* _WHAT YOU WILL DO_: Below are records to be output exactly, every one of them.
* Start EXTRACTED INFORMATION *
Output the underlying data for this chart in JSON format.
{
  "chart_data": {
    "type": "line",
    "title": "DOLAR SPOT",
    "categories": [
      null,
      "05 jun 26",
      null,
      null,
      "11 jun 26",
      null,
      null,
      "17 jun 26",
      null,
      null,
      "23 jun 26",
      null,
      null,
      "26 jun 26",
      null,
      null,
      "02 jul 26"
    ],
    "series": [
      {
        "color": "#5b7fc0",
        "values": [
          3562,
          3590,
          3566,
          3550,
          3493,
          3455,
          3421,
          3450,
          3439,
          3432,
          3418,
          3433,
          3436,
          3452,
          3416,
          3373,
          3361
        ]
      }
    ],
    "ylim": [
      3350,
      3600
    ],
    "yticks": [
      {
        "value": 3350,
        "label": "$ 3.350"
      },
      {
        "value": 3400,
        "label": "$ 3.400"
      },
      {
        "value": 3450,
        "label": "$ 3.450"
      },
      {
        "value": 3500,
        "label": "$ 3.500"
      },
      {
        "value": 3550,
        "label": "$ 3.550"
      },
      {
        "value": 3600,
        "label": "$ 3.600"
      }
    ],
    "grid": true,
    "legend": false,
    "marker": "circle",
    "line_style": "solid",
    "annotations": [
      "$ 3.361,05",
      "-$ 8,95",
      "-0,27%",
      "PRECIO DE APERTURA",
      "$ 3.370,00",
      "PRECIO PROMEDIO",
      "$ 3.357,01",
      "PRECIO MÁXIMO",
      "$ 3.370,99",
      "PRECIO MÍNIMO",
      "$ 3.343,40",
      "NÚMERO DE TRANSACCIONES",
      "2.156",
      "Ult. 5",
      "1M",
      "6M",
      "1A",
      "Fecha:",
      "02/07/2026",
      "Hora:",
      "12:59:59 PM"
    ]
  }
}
* End EXTRACTED INFORMATION *
* _RESULT OF THIS TASK_:
Output the underlying data for this chart in JSON format.
{
  "chart_data": {
    "type": "line",
    "title": "DOLAR SPOT",
    "categories": [
      null,
      "05 jun 26",
      null,
      null,
      "11 jun 26",
      null,
      null,
      "17 jun 26",
      null,
      null,
      "23 jun 26",
      null,
      null,
      "26 jun 26",
      null,
      null,
      "02 jul 26"
    ],
    "series": [
      {
        "color": "#5b7fc0",
        "values": [
          3562,
          3590,
          3566,
          3550,
          3493,
          3455,
          3421,
          3450,
          3439,
          3432,
          3418,
          3433,
          3436,
          3452,
          3416,
          3373,
          3361
        ]
      }
    ],
    "ylim": [
      3350,
      3600
    ],
    "yticks": [
      {
        "value": 3350,
        "label": "$ 3.350"
      },
      {
        "value": 3400,
        "label": "$ 3.400"
      },
      {
        "value": 3450,
        "label": "$ 3.450"
      },
      {
        "value": 3500,
        "label": "$ 3.500"
      },
      {
        "value": 3550,
        "label": "$ 3.550"
      },
      {
        "value": 3600,
        "label": "$ 3.600"
      }
    ],
    "grid": true,
    "legend": false,
    "marker": "circle",
    "line_style": "solid",
    "annotations": [
      "$ 3.361,05",
      "-$ 8,95",
      "-0,27%",
      "PRECIO DE APERTURA",
      "$ 3.370,00",
      "PRECIO PROMEDIO",
      "$ 3.357,01",
      "PRECIO MÁXIMO",
      "$ 3.370,99",
      "PRECIO MÍNIMO",
      "$ 3.343,40",
      "NÚMERO DE TRANSACCIONES",
      "2.156",
      "Ult. 5",
      "1M",
      "6M",
      "1A",
      "Fecha:",
      "02/07/2026",
      "Hora:",
      "12:59:59 PM"
    ]
  }
}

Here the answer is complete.